** Set problem **
Report only the number of lines holding "title".

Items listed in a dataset

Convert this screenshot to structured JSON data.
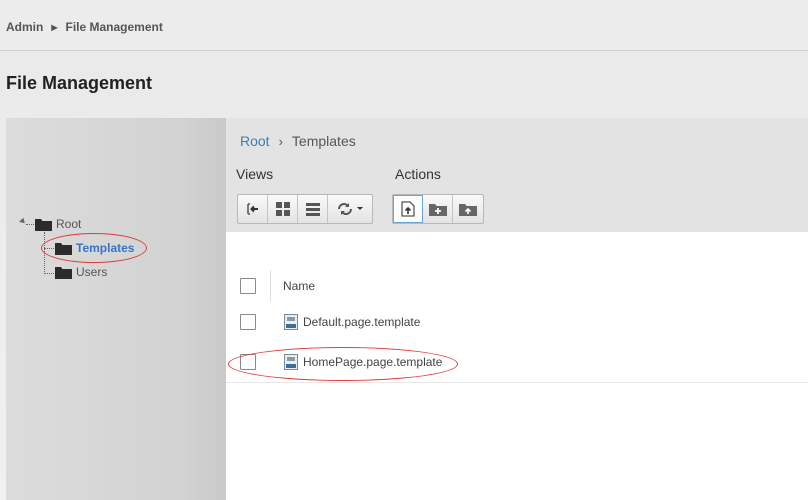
{
  "breadcrumb": {
    "root": "Admin",
    "current": "File Management"
  },
  "page": {
    "title": "File Management"
  },
  "tree": {
    "root": {
      "label": "Root"
    },
    "children": [
      {
        "label": "Templates",
        "selected": true
      },
      {
        "label": "Users",
        "selected": false
      }
    ]
  },
  "main": {
    "path": {
      "root": "Root",
      "current": "Templates"
    },
    "views_label": "Views",
    "actions_label": "Actions",
    "grid": {
      "columns": [
        "Name"
      ],
      "rows": [
        {
          "name": "Default.page.template"
        },
        {
          "name": "HomePage.page.template"
        }
      ]
    }
  },
  "colors": {
    "accent": "#3d7fb3",
    "selected_tree": "#3a73c4",
    "highlight_oval": "#e03a3a"
  },
  "icons": {
    "views": [
      "collapse-panel-icon",
      "grid-view-icon",
      "list-view-icon",
      "refresh-icon",
      "dropdown-arrow-icon"
    ],
    "actions": [
      "upload-file-icon",
      "new-folder-icon",
      "upload-folder-icon"
    ]
  }
}
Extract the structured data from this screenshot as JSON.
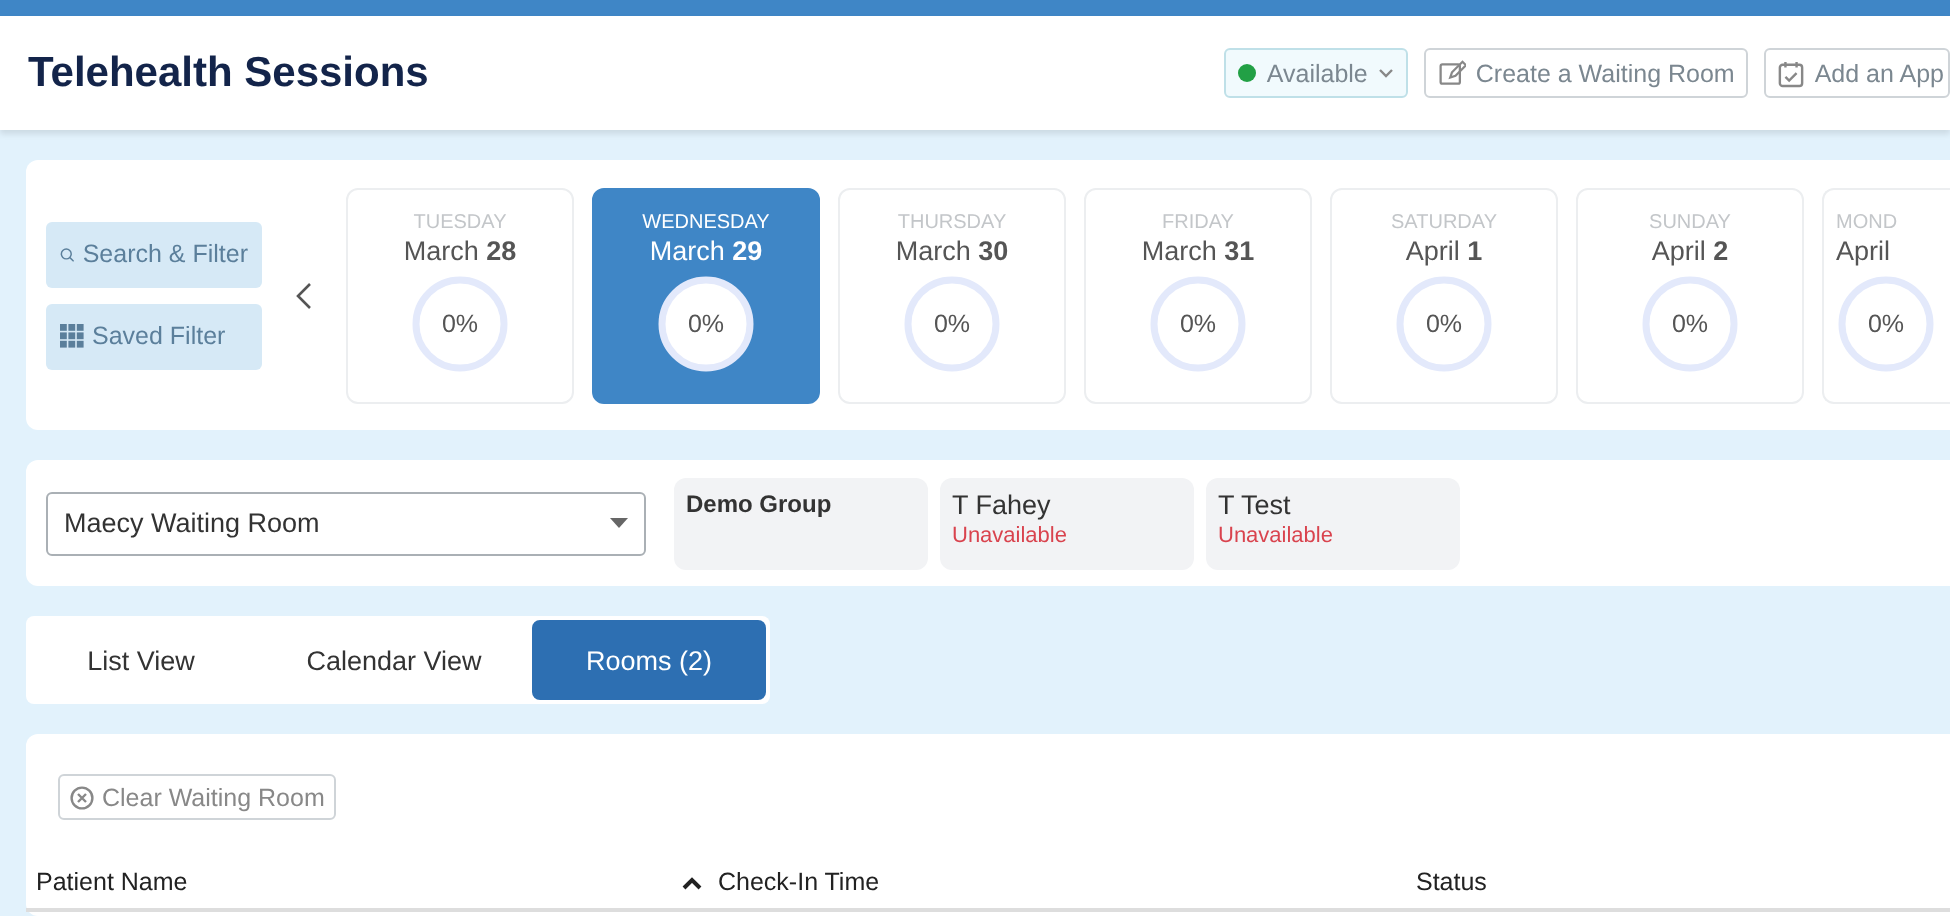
{
  "header": {
    "title": "Telehealth Sessions",
    "status": {
      "label": "Available",
      "color": "#22a045"
    },
    "actions": [
      {
        "label": "Create a Waiting Room",
        "kind": "edit"
      },
      {
        "label": "Add an App",
        "kind": "calendar"
      }
    ]
  },
  "filters": [
    {
      "label": "Search & Filter",
      "kind": "search"
    },
    {
      "label": "Saved Filter",
      "kind": "grid"
    }
  ],
  "days": [
    {
      "weekday": "TUESDAY",
      "month": "March",
      "date": "28",
      "percent": "0%",
      "level": 0,
      "selected": false
    },
    {
      "weekday": "WEDNESDAY",
      "month": "March",
      "date": "29",
      "percent": "0%",
      "level": 0,
      "selected": true
    },
    {
      "weekday": "THURSDAY",
      "month": "March",
      "date": "30",
      "percent": "0%",
      "level": 0,
      "selected": false
    },
    {
      "weekday": "FRIDAY",
      "month": "March",
      "date": "31",
      "percent": "0%",
      "level": 0,
      "selected": false
    },
    {
      "weekday": "SATURDAY",
      "month": "April",
      "date": "1",
      "percent": "0%",
      "level": 0,
      "selected": false
    },
    {
      "weekday": "SUNDAY",
      "month": "April",
      "date": "2",
      "percent": "0%",
      "level": 0,
      "selected": false
    },
    {
      "weekday": "MOND",
      "month": "April",
      "percent": "0%",
      "level": 0,
      "selected": false
    }
  ],
  "room_select": {
    "value": "Maecy Waiting Room"
  },
  "providers": [
    {
      "name": "Demo Group",
      "kind": "group"
    },
    {
      "name": "T Fahey",
      "status": "Unavailable",
      "kind": "person"
    },
    {
      "name": "T Test",
      "status": "Unavailable",
      "kind": "person"
    }
  ],
  "tabs": [
    {
      "label": "List View",
      "selected": false
    },
    {
      "label": "Calendar View",
      "selected": false
    },
    {
      "label": "Rooms (2)",
      "selected": true
    }
  ],
  "clear_button": "Clear Waiting Room",
  "table": {
    "columns": [
      {
        "label": "Patient Name",
        "sorted": false
      },
      {
        "label": "Check-In Time",
        "sorted": true
      },
      {
        "label": "Status",
        "sorted": false
      }
    ]
  }
}
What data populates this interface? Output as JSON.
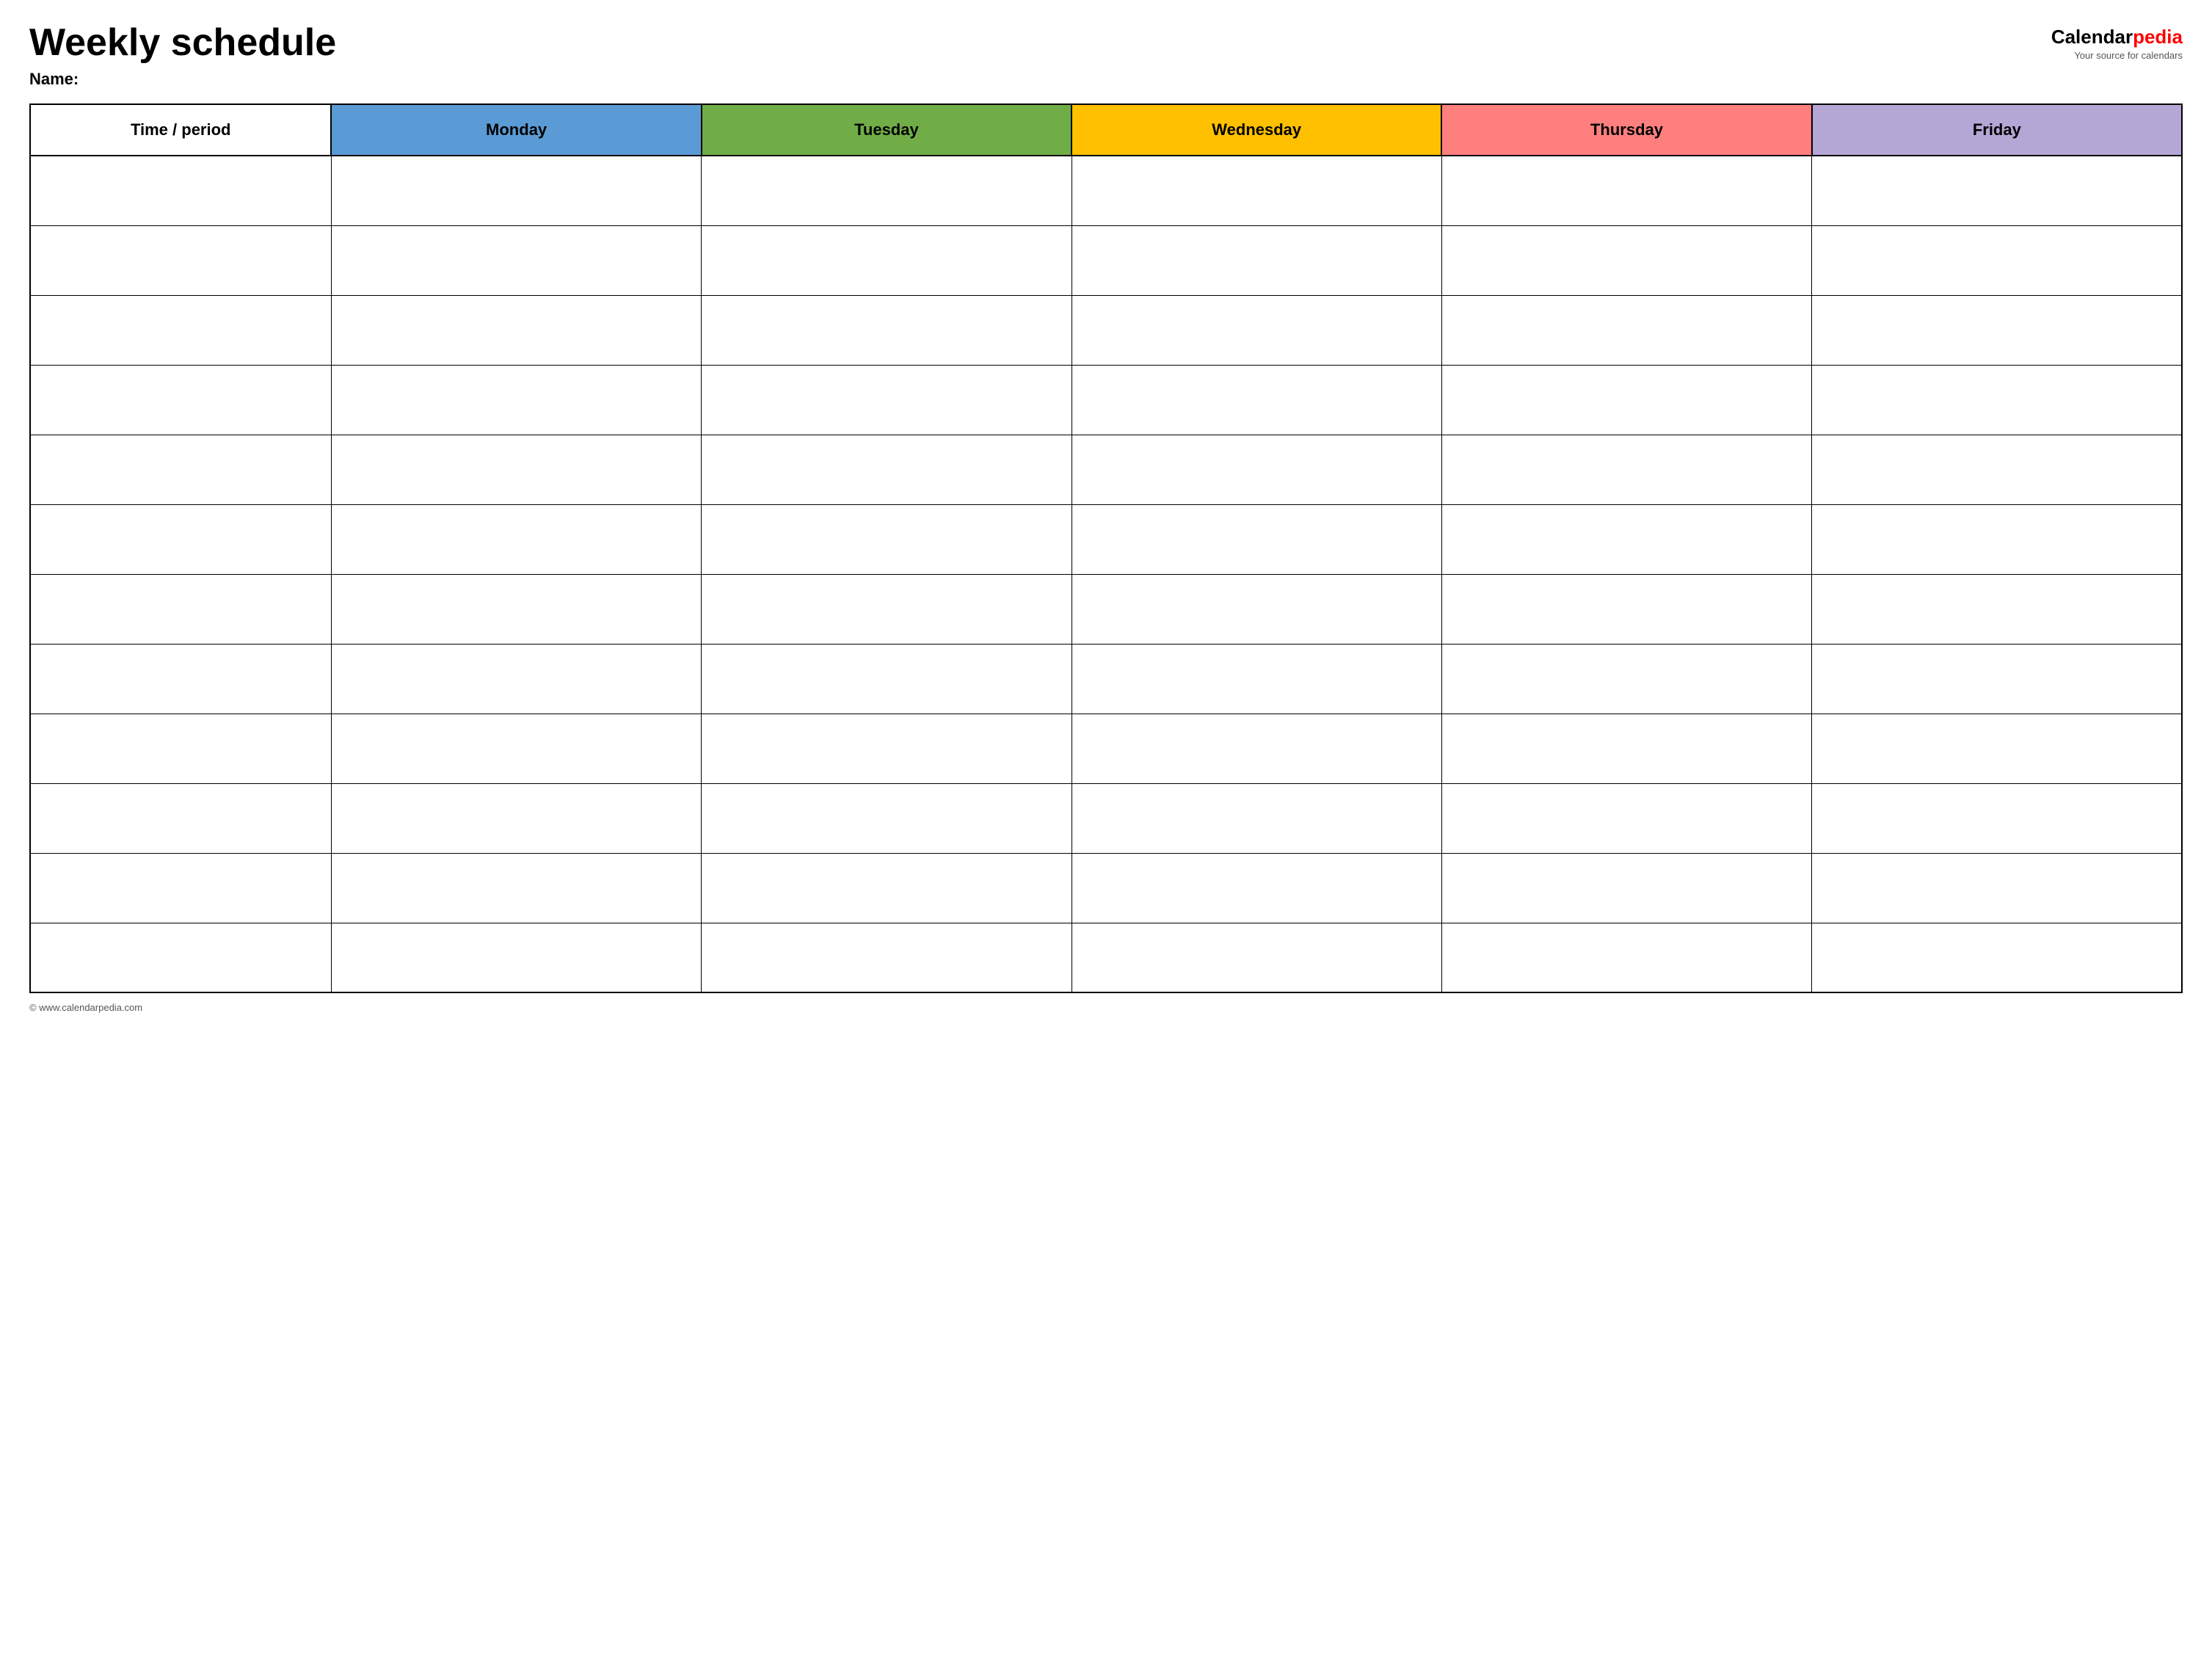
{
  "header": {
    "title": "Weekly schedule",
    "name_label": "Name:",
    "logo": {
      "calendar": "Calendar",
      "pedia": "pedia",
      "tagline": "Your source for calendars"
    }
  },
  "table": {
    "columns": [
      {
        "id": "time",
        "label": "Time / period",
        "color": "#ffffff"
      },
      {
        "id": "monday",
        "label": "Monday",
        "color": "#5b9bd5"
      },
      {
        "id": "tuesday",
        "label": "Tuesday",
        "color": "#70ad47"
      },
      {
        "id": "wednesday",
        "label": "Wednesday",
        "color": "#ffc000"
      },
      {
        "id": "thursday",
        "label": "Thursday",
        "color": "#ff7f7f"
      },
      {
        "id": "friday",
        "label": "Friday",
        "color": "#b4a7d6"
      }
    ],
    "rows": 12
  },
  "footer": {
    "text": "© www.calendarpedia.com"
  }
}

** Written response **
3